__Direction__
Copy all the entries word for word, but omit the pictures.

(Extracted records)
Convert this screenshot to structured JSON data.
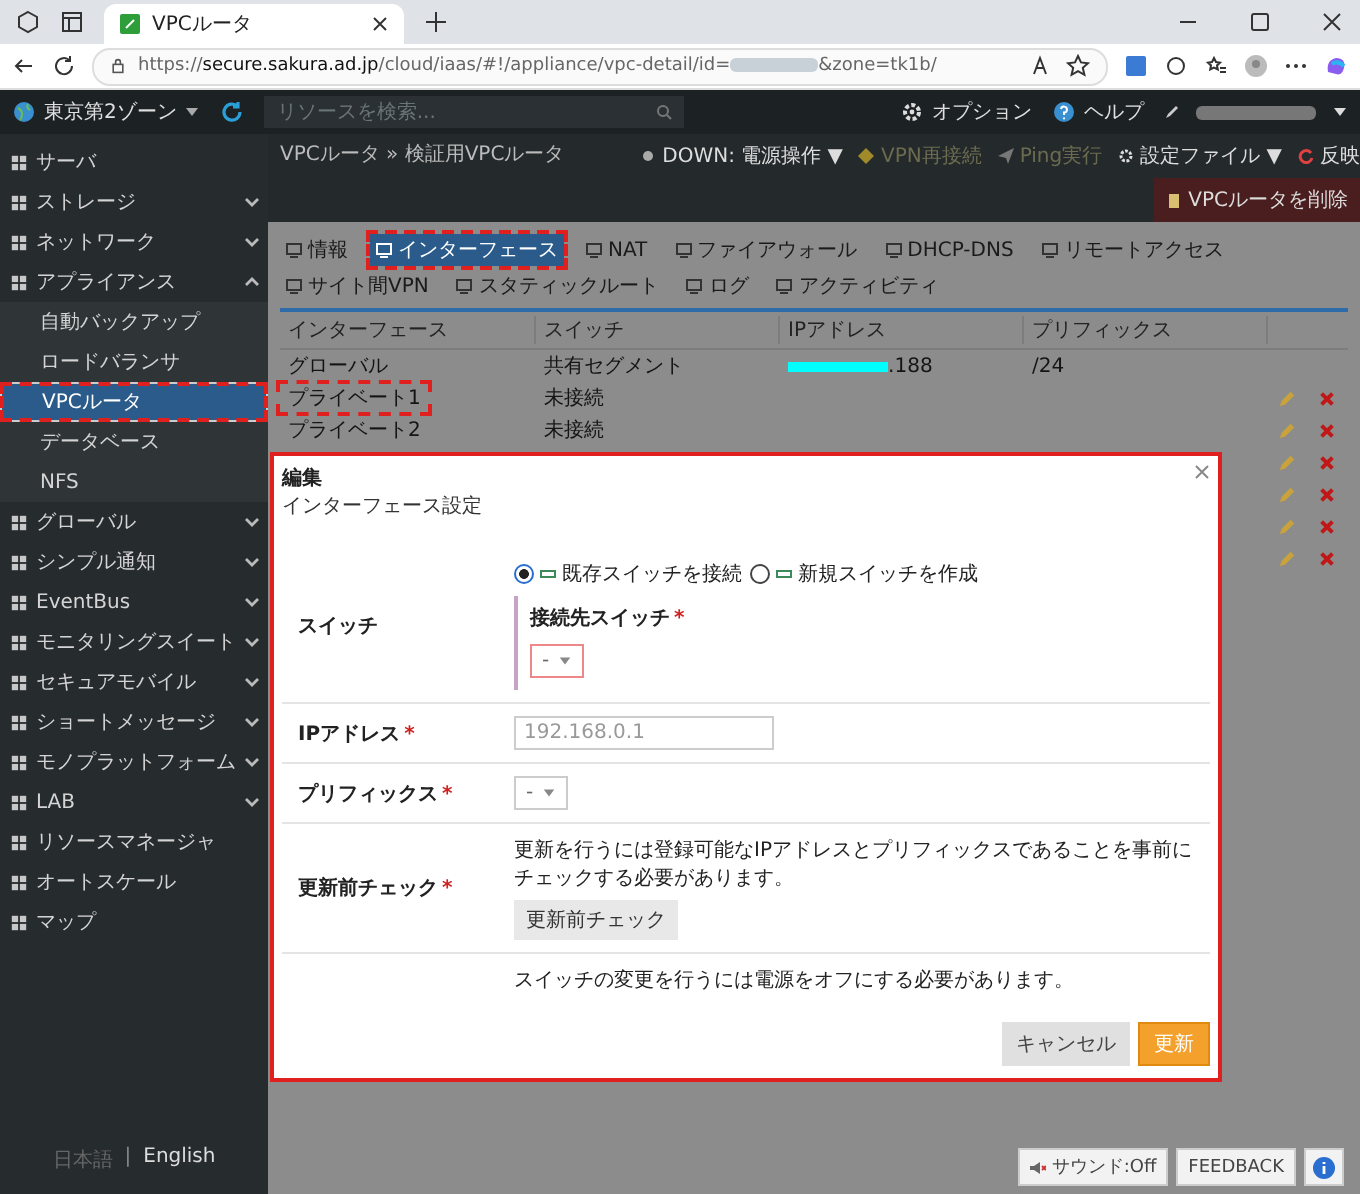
{
  "browser": {
    "tab_title": "VPCルータ",
    "url_scheme": "https://",
    "url_host": "secure.sakura.ad.jp",
    "url_path": "/cloud/iaas/#!/appliance/vpc-detail/id=",
    "url_suffix": "&zone=tk1b/"
  },
  "header": {
    "zone": "東京第2ゾーン",
    "search_placeholder": "リソースを検索...",
    "links": [
      "オプション",
      "ヘルプ"
    ]
  },
  "sidebar": {
    "items": [
      {
        "label": "サーバ",
        "kind": "item",
        "selected": false
      },
      {
        "label": "ストレージ",
        "kind": "group",
        "expanded": false,
        "selected": false
      },
      {
        "label": "ネットワーク",
        "kind": "group",
        "expanded": false,
        "selected": false
      },
      {
        "label": "アプライアンス",
        "kind": "group",
        "expanded": true,
        "selected": false
      },
      {
        "label": "自動バックアップ",
        "kind": "subitem",
        "selected": false
      },
      {
        "label": "ロードバランサ",
        "kind": "subitem",
        "selected": false
      },
      {
        "label": "VPCルータ",
        "kind": "subitem",
        "selected": true,
        "highlighted": true
      },
      {
        "label": "データベース",
        "kind": "subitem",
        "selected": false
      },
      {
        "label": "NFS",
        "kind": "subitem",
        "selected": false
      },
      {
        "label": "グローバル",
        "kind": "group",
        "expanded": false,
        "selected": false
      },
      {
        "label": "シンプル通知",
        "kind": "group",
        "expanded": false,
        "selected": false
      },
      {
        "label": "EventBus",
        "kind": "group",
        "expanded": false,
        "selected": false
      },
      {
        "label": "モニタリングスイート",
        "kind": "group",
        "expanded": false,
        "selected": false
      },
      {
        "label": "セキュアモバイル",
        "kind": "group",
        "expanded": false,
        "selected": false
      },
      {
        "label": "ショートメッセージ",
        "kind": "group",
        "expanded": false,
        "selected": false
      },
      {
        "label": "モノプラットフォーム",
        "kind": "group",
        "expanded": false,
        "selected": false
      },
      {
        "label": "LAB",
        "kind": "group",
        "expanded": false,
        "selected": false
      },
      {
        "label": "リソースマネージャ",
        "kind": "item",
        "selected": false
      },
      {
        "label": "オートスケール",
        "kind": "item",
        "selected": false
      },
      {
        "label": "マップ",
        "kind": "item",
        "selected": false
      }
    ],
    "languages": [
      {
        "label": "日本語",
        "selected": true
      },
      {
        "label": "English",
        "selected": false
      }
    ],
    "separator": "|"
  },
  "toolbar": {
    "breadcrumb": "VPCルータ » 検証用VPCルータ",
    "actions": [
      {
        "label": "DOWN: 電源操作 ▼",
        "kind": "status",
        "disabled": false
      },
      {
        "label": "VPN再接続",
        "kind": "vpn",
        "disabled": true
      },
      {
        "label": "Ping実行",
        "kind": "ping",
        "disabled": true
      },
      {
        "label": "設定ファイル ▼",
        "kind": "config",
        "disabled": false
      },
      {
        "label": "反映",
        "kind": "apply",
        "disabled": false
      },
      {
        "label": "VPCルータを削除",
        "kind": "danger",
        "disabled": false
      }
    ]
  },
  "tabs": [
    {
      "label": "情報",
      "selected": false
    },
    {
      "label": "インターフェース",
      "selected": true,
      "highlighted": true
    },
    {
      "label": "NAT",
      "selected": false
    },
    {
      "label": "ファイアウォール",
      "selected": false
    },
    {
      "label": "DHCP-DNS",
      "selected": false
    },
    {
      "label": "リモートアクセス",
      "selected": false
    },
    {
      "label": "サイト間VPN",
      "selected": false
    },
    {
      "label": "スタティックルート",
      "selected": false
    },
    {
      "label": "ログ",
      "selected": false
    },
    {
      "label": "アクティビティ",
      "selected": false
    }
  ],
  "table": {
    "columns": [
      "インターフェース",
      "スイッチ",
      "IPアドレス",
      "プリフィックス"
    ],
    "rows": [
      {
        "interface": "グローバル",
        "switch": "共有セグメント",
        "ip_suffix": ".188",
        "prefix": "/24",
        "editable": false
      },
      {
        "interface": "プライベート1",
        "switch": "未接続",
        "editable": true,
        "highlighted": true
      },
      {
        "interface": "プライベート2",
        "switch": "未接続",
        "editable": true
      },
      {
        "editable": true
      },
      {
        "editable": true
      },
      {
        "editable": true
      },
      {
        "editable": true
      }
    ]
  },
  "modal": {
    "title": "編集",
    "subtitle": "インターフェース設定",
    "switch": {
      "label": "スイッチ",
      "options": [
        {
          "label": "既存スイッチを接続",
          "selected": true
        },
        {
          "label": "新規スイッチを作成",
          "selected": false
        }
      ],
      "target_label": "接続先スイッチ",
      "mark": "*",
      "value": "-",
      "invalid": true
    },
    "ip": {
      "label": "IPアドレス",
      "mark": "*",
      "placeholder": "192.168.0.1"
    },
    "prefix": {
      "label": "プリフィックス",
      "mark": "*",
      "value": "-"
    },
    "check": {
      "label": "更新前チェック",
      "mark": "*",
      "note": "更新を行うには登録可能なIPアドレスとプリフィックスであることを事前にチェックする必要があります。",
      "button": "更新前チェック"
    },
    "notice": "スイッチの変更を行うには電源をオフにする必要があります。",
    "buttons": [
      {
        "label": "キャンセル",
        "kind": "secondary"
      },
      {
        "label": "更新",
        "kind": "primary"
      }
    ]
  },
  "footer": {
    "sound": "サウンド:Off",
    "feedback": "FEEDBACK"
  }
}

__Output for this exercise__
Convert this screenshot to structured JSON data.
{
  "browser": {
    "tab_title": "VPCルータ",
    "url_scheme": "https://",
    "url_host": "secure.sakura.ad.jp",
    "url_path": "/cloud/iaas/#!/appliance/vpc-detail/id=",
    "url_suffix": "&zone=tk1b/"
  },
  "header": {
    "zone": "東京第2ゾーン",
    "search_placeholder": "リソースを検索...",
    "links": [
      "オプション",
      "ヘルプ"
    ]
  },
  "sidebar": {
    "items": [
      {
        "label": "サーバ",
        "kind": "item",
        "selected": false
      },
      {
        "label": "ストレージ",
        "kind": "group",
        "expanded": false,
        "selected": false
      },
      {
        "label": "ネットワーク",
        "kind": "group",
        "expanded": false,
        "selected": false
      },
      {
        "label": "アプライアンス",
        "kind": "group",
        "expanded": true,
        "selected": false
      },
      {
        "label": "自動バックアップ",
        "kind": "subitem",
        "selected": false
      },
      {
        "label": "ロードバランサ",
        "kind": "subitem",
        "selected": false
      },
      {
        "label": "VPCルータ",
        "kind": "subitem",
        "selected": true,
        "highlighted": true
      },
      {
        "label": "データベース",
        "kind": "subitem",
        "selected": false
      },
      {
        "label": "NFS",
        "kind": "subitem",
        "selected": false
      },
      {
        "label": "グローバル",
        "kind": "group",
        "expanded": false,
        "selected": false
      },
      {
        "label": "シンプル通知",
        "kind": "group",
        "expanded": false,
        "selected": false
      },
      {
        "label": "EventBus",
        "kind": "group",
        "expanded": false,
        "selected": false
      },
      {
        "label": "モニタリングスイート",
        "kind": "group",
        "expanded": false,
        "selected": false
      },
      {
        "label": "セキュアモバイル",
        "kind": "group",
        "expanded": false,
        "selected": false
      },
      {
        "label": "ショートメッセージ",
        "kind": "group",
        "expanded": false,
        "selected": false
      },
      {
        "label": "モノプラットフォーム",
        "kind": "group",
        "expanded": false,
        "selected": false
      },
      {
        "label": "LAB",
        "kind": "group",
        "expanded": false,
        "selected": false
      },
      {
        "label": "リソースマネージャ",
        "kind": "item",
        "selected": false
      },
      {
        "label": "オートスケール",
        "kind": "item",
        "selected": false
      },
      {
        "label": "マップ",
        "kind": "item",
        "selected": false
      }
    ],
    "languages": [
      {
        "label": "日本語",
        "selected": true
      },
      {
        "label": "English",
        "selected": false
      }
    ],
    "separator": "|"
  },
  "toolbar": {
    "breadcrumb": "VPCルータ » 検証用VPCルータ",
    "actions": [
      {
        "label": "DOWN: 電源操作 ▼",
        "kind": "status",
        "disabled": false
      },
      {
        "label": "VPN再接続",
        "kind": "vpn",
        "disabled": true
      },
      {
        "label": "Ping実行",
        "kind": "ping",
        "disabled": true
      },
      {
        "label": "設定ファイル ▼",
        "kind": "config",
        "disabled": false
      },
      {
        "label": "反映",
        "kind": "apply",
        "disabled": false
      },
      {
        "label": "VPCルータを削除",
        "kind": "danger",
        "disabled": false
      }
    ]
  },
  "tabs": [
    {
      "label": "情報",
      "selected": false
    },
    {
      "label": "インターフェース",
      "selected": true,
      "highlighted": true
    },
    {
      "label": "NAT",
      "selected": false
    },
    {
      "label": "ファイアウォール",
      "selected": false
    },
    {
      "label": "DHCP-DNS",
      "selected": false
    },
    {
      "label": "リモートアクセス",
      "selected": false
    },
    {
      "label": "サイト間VPN",
      "selected": false
    },
    {
      "label": "スタティックルート",
      "selected": false
    },
    {
      "label": "ログ",
      "selected": false
    },
    {
      "label": "アクティビティ",
      "selected": false
    }
  ],
  "table": {
    "columns": [
      "インターフェース",
      "スイッチ",
      "IPアドレス",
      "プリフィックス"
    ],
    "rows": [
      {
        "interface": "グローバル",
        "switch": "共有セグメント",
        "ip_suffix": ".188",
        "prefix": "/24",
        "editable": false
      },
      {
        "interface": "プライベート1",
        "switch": "未接続",
        "editable": true,
        "highlighted": true
      },
      {
        "interface": "プライベート2",
        "switch": "未接続",
        "editable": true
      },
      {
        "editable": true
      },
      {
        "editable": true
      },
      {
        "editable": true
      },
      {
        "editable": true
      }
    ]
  },
  "modal": {
    "title": "編集",
    "subtitle": "インターフェース設定",
    "switch": {
      "label": "スイッチ",
      "options": [
        {
          "label": "既存スイッチを接続",
          "selected": true
        },
        {
          "label": "新規スイッチを作成",
          "selected": false
        }
      ],
      "target_label": "接続先スイッチ",
      "mark": "*",
      "value": "-",
      "invalid": true
    },
    "ip": {
      "label": "IPアドレス",
      "mark": "*",
      "placeholder": "192.168.0.1"
    },
    "prefix": {
      "label": "プリフィックス",
      "mark": "*",
      "value": "-"
    },
    "check": {
      "label": "更新前チェック",
      "mark": "*",
      "note": "更新を行うには登録可能なIPアドレスとプリフィックスであることを事前にチェックする必要があります。",
      "button": "更新前チェック"
    },
    "notice": "スイッチの変更を行うには電源をオフにする必要があります。",
    "buttons": [
      {
        "label": "キャンセル",
        "kind": "secondary"
      },
      {
        "label": "更新",
        "kind": "primary"
      }
    ]
  },
  "footer": {
    "sound": "サウンド:Off",
    "feedback": "FEEDBACK"
  }
}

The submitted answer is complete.